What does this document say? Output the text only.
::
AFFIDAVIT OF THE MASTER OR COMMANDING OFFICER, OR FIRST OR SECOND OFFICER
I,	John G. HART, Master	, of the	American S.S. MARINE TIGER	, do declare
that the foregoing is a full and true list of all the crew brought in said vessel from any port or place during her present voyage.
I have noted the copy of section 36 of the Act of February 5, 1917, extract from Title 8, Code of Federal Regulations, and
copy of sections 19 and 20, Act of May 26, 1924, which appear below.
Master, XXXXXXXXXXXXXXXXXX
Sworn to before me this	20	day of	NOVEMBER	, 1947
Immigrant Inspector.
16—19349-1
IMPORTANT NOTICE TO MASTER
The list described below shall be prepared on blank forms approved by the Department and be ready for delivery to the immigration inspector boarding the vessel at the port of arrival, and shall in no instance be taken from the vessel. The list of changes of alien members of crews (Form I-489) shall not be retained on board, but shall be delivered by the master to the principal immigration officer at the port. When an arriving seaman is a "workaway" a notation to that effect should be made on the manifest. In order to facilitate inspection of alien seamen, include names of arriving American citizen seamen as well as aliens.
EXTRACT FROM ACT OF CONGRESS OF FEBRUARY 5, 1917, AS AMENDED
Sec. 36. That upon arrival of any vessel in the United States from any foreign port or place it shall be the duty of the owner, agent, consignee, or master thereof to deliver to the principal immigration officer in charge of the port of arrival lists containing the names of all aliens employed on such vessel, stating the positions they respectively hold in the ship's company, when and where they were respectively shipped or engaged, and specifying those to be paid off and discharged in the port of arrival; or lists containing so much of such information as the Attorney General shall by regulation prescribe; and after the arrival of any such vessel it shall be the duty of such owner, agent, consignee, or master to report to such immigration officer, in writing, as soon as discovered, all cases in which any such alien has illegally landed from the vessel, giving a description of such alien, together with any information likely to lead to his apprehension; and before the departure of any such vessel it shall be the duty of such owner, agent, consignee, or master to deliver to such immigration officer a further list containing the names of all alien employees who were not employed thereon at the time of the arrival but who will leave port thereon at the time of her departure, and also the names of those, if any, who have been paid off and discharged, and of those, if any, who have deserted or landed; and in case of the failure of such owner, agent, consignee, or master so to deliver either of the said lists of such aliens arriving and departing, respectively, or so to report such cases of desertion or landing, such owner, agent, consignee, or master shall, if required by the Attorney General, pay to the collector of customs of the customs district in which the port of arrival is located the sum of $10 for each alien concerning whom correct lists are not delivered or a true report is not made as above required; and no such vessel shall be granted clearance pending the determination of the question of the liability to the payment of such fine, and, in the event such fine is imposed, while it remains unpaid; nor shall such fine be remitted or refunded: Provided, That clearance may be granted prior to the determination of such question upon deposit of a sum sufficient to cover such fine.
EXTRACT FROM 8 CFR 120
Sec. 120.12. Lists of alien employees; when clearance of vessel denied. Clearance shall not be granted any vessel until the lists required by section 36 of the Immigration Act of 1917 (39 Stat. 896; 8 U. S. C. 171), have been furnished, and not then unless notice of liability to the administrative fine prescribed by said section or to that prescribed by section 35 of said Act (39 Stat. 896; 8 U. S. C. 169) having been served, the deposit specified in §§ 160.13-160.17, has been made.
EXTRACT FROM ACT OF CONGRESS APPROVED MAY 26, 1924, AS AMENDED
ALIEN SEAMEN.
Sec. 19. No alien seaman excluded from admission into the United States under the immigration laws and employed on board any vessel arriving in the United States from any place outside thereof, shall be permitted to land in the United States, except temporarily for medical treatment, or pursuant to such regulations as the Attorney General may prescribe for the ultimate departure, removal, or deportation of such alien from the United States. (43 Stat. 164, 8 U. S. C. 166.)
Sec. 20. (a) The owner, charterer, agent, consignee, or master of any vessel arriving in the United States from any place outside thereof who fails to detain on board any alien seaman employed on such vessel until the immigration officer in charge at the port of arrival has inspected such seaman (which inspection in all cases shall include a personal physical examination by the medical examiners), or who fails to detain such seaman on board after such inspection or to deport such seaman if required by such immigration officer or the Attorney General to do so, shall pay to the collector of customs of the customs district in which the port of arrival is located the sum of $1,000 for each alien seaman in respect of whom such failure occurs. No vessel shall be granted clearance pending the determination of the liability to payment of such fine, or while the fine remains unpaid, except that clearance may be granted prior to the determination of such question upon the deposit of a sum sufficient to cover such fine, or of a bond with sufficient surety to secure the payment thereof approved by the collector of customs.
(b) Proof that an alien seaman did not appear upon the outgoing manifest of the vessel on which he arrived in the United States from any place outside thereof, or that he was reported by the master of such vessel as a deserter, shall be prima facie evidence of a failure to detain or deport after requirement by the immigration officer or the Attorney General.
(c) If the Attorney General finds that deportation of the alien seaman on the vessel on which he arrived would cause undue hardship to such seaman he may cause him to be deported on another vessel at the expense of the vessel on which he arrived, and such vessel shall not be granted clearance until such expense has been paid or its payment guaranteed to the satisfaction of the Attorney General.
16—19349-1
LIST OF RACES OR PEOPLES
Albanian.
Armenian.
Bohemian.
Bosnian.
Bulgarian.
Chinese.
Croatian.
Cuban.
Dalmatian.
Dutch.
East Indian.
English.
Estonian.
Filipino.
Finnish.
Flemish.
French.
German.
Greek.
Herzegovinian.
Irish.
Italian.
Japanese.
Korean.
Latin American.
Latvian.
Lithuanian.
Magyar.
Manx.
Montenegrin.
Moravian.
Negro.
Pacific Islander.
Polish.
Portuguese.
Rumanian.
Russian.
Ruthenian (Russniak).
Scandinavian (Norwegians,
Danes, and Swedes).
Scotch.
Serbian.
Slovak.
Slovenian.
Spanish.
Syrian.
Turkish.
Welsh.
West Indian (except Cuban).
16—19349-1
===============
Copy out all lines where the word "Indian" appears.

East Indian.
West Indian (except Cuban).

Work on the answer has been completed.